> [Zu lösende Aufgaben]:
• a. Gib aus dem Text über Aristide Cavaillé-Coll den Abschnitt von „Um 1830 lernt“ bis „organisierten Salons trifft.“ wortgetreu wieder.
• b. Erkläre anhand des Textes über Aristide Cavaillé-Coll in ein bis drei Sätzen, weshalb Rossini ihm dringend riet, nach Paris zu gehen.
• c. Knüpfe an das Ende des Textes über Aristide Cavaillé-Coll an und schreibe ihn weiter.

Cavaillé-Coll

   Tableux-des-jeux 

   Hören wie Gott in Frankreich

   Peter Ewers  Organist ı  l'organiste

    

   Der Klangcharakter der neuen Baumhoer-Orgel in Stieghorst ist französisch-symphonisch. Instrumente diesen Typs sind untrennbar mit dem Namen Aristide Cavaillé-Coll verbunden, einem berühmten französischen Orgelbauer, der dem Orgelbau auch 100 Jahre nach seinem Tod noch immer wichtige Impulse geben kann.

   1811 in Montpellier geboren, war Aristide der Sohn einer südfranzösisch-spanischen Orgelbauerfamilie. Mit nur 18 Jahren vertraut ihm der Vater den Aufbau einer neuen Orgel in Lérida an. Er macht seine Sache so gut, daß man rasch auf ihn aufmerksam wird. Aristide ist ein Tüftler und dazu ein wissbegieriger Mensch mit vielen Ideen. Die Holzbearbeitung in der väterlichen Orgelbauwerkstatt revolutioniert er durch die Erfindung der Kreissäge, die später einen wahren Siegeszug um die Welt antretten sollte!

   Um 1830 lernt er den Komponisten Gioacchino Rossini kennen, der ihm dringend rät, nach Paris zu gehen. Nur in der Capitale würde er die Anerkennung erfahren, die ein Mann seines Könnens verdiene. Aber Aristide ist an den väterlichen Betrieb gebunden.

   Drei Jahre später ist es endlich so weit, er siedelt nach Paris über und wird dort, nur wenige Tage nach seiner Ankunft, durch Rossini eingeführt in die entsprechenden Kreise der kulturellen Elite, die sich besonders in privat organisierten Salons trifft.

   Der Zufall führt Aristide auch mit Verantwortlichen zusammen, die von der Ausschreibung für die neue Orgel in der Kirche Saint-Denis wissen. Saint-Denis liegt vor den Toren von Paris und ist für Franzosen ein wichtiger Ort kultureller Identität, auch weil hier (mit wenigen Ausnahmen) alle französischen Könige bestattet wurden.

   Aber Cavaillé-Coll ist spät dran. Ihm bleiben nur ganze drei Tage, um einen Entwurf für die neue Orgel vorzubereiten. Tag und Nacht arbeitet der begabte Orgelbauer an seinen Zeichnungen. Endlich legt er - völlig übermüdet - der Findungskommission einen derart ausgereiften Plan vor, daß man ihm den Auftrag zur Erstellung der neuen Orgel erteilt. Für Aristide und die Orgelbaufirma seines Vaters ein riesiger Auftrag. Sogleich beginnt man mit den Vorbereitungen.

> [Extrahierte Einträge]:
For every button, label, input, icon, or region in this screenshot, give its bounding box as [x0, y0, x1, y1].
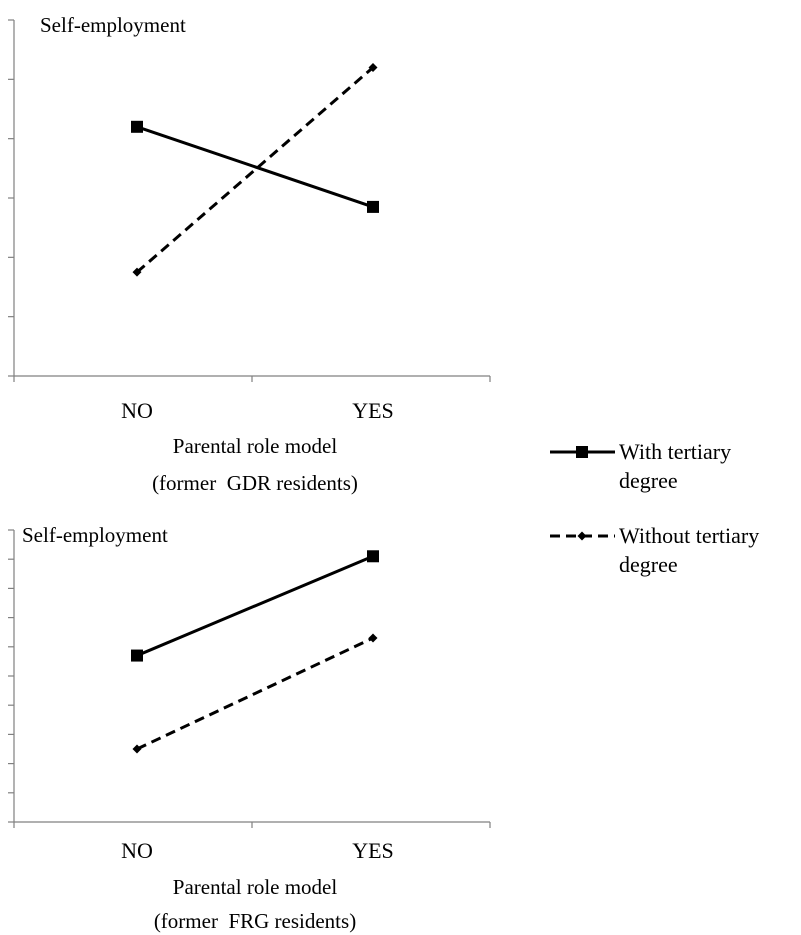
x-axis-title-line: Parental role model: [173, 875, 338, 899]
series-line-without-tertiary: [136, 636, 374, 751]
data-point-marker: [131, 649, 143, 662]
x-tick-label: YES: [352, 398, 394, 423]
x-tick-label: YES: [352, 838, 394, 863]
y-axis-title: Self-employment: [22, 523, 168, 547]
x-tick-label: NO: [121, 838, 153, 863]
legend-label-line: Without tertiary: [619, 523, 759, 548]
x-tick-label: NO: [121, 398, 153, 423]
data-point-marker: [367, 550, 379, 563]
x-axis-title-line: Parental role model: [173, 434, 338, 458]
data-point-marker: [368, 633, 378, 643]
series-line-with-tertiary: [136, 125, 374, 209]
series-line-without-tertiary: [136, 66, 374, 274]
legend-label-line: With tertiary: [619, 439, 731, 464]
y-axis-title: Self-employment: [40, 13, 186, 37]
data-point-marker: [367, 200, 379, 213]
series-line-with-tertiary: [136, 554, 374, 657]
data-point-marker: [131, 120, 143, 133]
data-point-marker: [368, 62, 378, 72]
legend-marker: [576, 446, 588, 458]
x-axis-title-line: (former GDR residents): [152, 471, 358, 495]
data-point-marker: [132, 744, 142, 754]
data-point-marker: [132, 267, 142, 277]
legend-label-line: degree: [619, 468, 678, 493]
legend-marker: [577, 531, 587, 541]
legend-label-line: degree: [619, 552, 678, 577]
x-axis-title-line: (former FRG residents): [154, 909, 356, 933]
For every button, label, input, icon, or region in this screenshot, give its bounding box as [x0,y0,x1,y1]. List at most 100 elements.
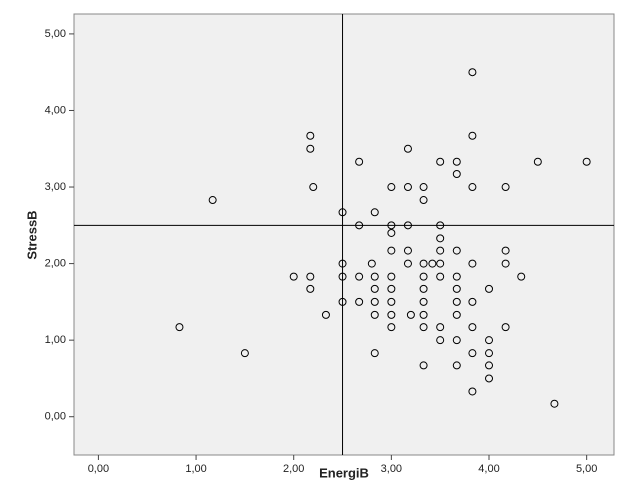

> [Geordnete Antworten]:
• a.
Um 1830 lernt er den Komponisten Gioacchino Rossini kennen, der ihm dringend rät, nach Paris zu gehen. Nur in der Capitale würde er die Anerkennung erfahren, die ein Mann seines Könnens verdiene. Aber Aristide ist an den väterlichen Betrieb gebunden.

   Drei Jahre später ist es endlich so weit, er siedelt nach Paris über und wird dort, nur wenige Tage nach seiner Ankunft, durch Rossini eingeführt in die entsprechenden Kreise der kulturellen Elite, die sich besonders in privat organisierten Salons trifft.

• b. Rossini meinte, nur in der Hauptstadt würde Aristide die Anerkennung erfahren, die ein Mann seines Könnens verdiene.

• c.
   Der umtriebige Aristide Cavaillé-Coll hat dabei zwei entscheidende Probleme zu lösen: Mit steigender Registerzahl wächst auch der Winddruck auf das Tonventil. Diesen Druck muß der Organist durch Drücken der Taste überwinden. Große Orgeln waren immer nur in Registergruppen spielbar gewesen. Alle Register gleichzeitig gezogen brachten einen solchen Gegendruck zustande, daß man die Orgel einfach nicht mehr spielen konnte.

   Der Engländer Charles Spackman Barker (1804-1879) hatte sich bereits mit diesem Problem beschäftigt und seinen nach ihm benannten Barkerhebel entwickelt. Seine Idee war verblüffend: Der Organist öffnet mit seiner Taste nicht direkt das Tonventil, sondern zunächst ein Spielventil. Mittels dieses Spielventils wird blitzschnell ein kleiner Balg gefüllt, der seinerseits nun die nötige Kraft hat, das eigentliche Tonventil zu öffnen. Erst dieser pneumatische Hebel konnte das Problem für die neue Orgel in Saint-Denis von Aristide Cavaillé-Coll lösen.

   Aber selbst der Lizenzbau dieses „Barkerhebels“ in die neue Orgel ist ein Wagnis, an dem das ganz Projekt leicht scheitern könnte. Doch dem Erfinder der Kreissäge gelingt auch das: Cavaillé-Coll perfektioniert den Barkerhebel zur eigentlichen Serienreife - das Spielventil öffnet mit großer Kraft das sogenannte Tonventil - jetzt lassen sich zum ersten Mal alle Register gleichzeitig spielen!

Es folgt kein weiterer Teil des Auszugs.